• Material supplied
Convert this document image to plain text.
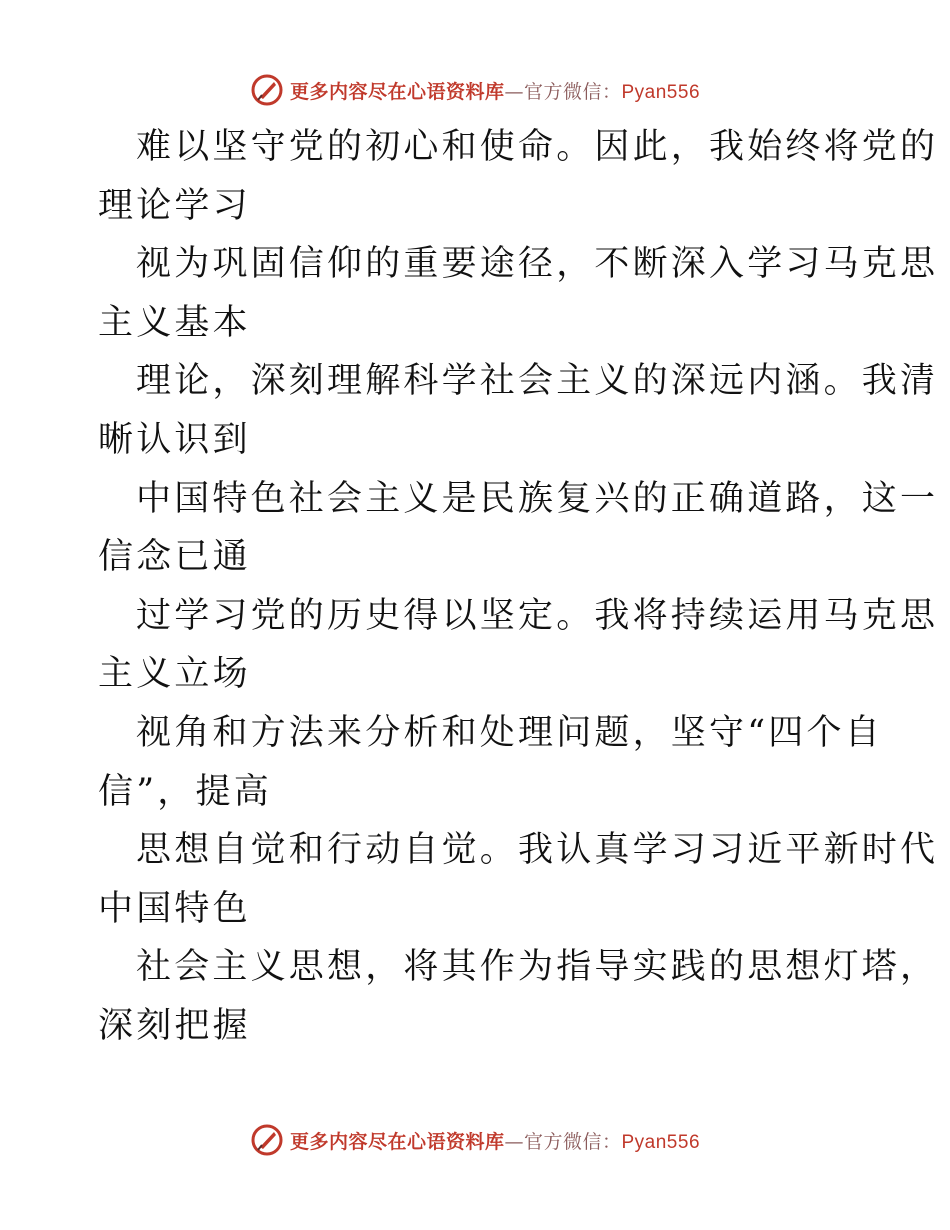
更多内容尽在心语资料库—官方微信：Pyan556

难以坚守党的初心和使命。因此，我始终将党的

理论学习

视为巩固信仰的重要途径，不断深入学习马克思

主义基本

理论，深刻理解科学社会主义的深远内涵。我清

晰认识到

中国特色社会主义是民族复兴的正确道路，这一

信念已通

过学习党的历史得以坚定。我将持续运用马克思

主义立场

视角和方法来分析和处理问题，坚守“四个自

信”，提高

思想自觉和行动自觉。我认真学习习近平新时代

中国特色

社会主义思想，将其作为指导实践的思想灯塔，

深刻把握

更多内容尽在心语资料库—官方微信：Pyan556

• Problem to work on
Omit the pictures and give the material again, exactly and in full.

• Complete output
Convert this document image to plain text.
更多内容尽在心语资料库—官方微信：Pyan556

难以坚守党的初心和使命。因此，我始终将党的

理论学习

视为巩固信仰的重要途径，不断深入学习马克思

主义基本

理论，深刻理解科学社会主义的深远内涵。我清

晰认识到

中国特色社会主义是民族复兴的正确道路，这一

信念已通

过学习党的历史得以坚定。我将持续运用马克思

主义立场

视角和方法来分析和处理问题，坚守“四个自

信”，提高

思想自觉和行动自觉。我认真学习习近平新时代

中国特色

社会主义思想，将其作为指导实践的思想灯塔，

深刻把握

更多内容尽在心语资料库—官方微信：Pyan556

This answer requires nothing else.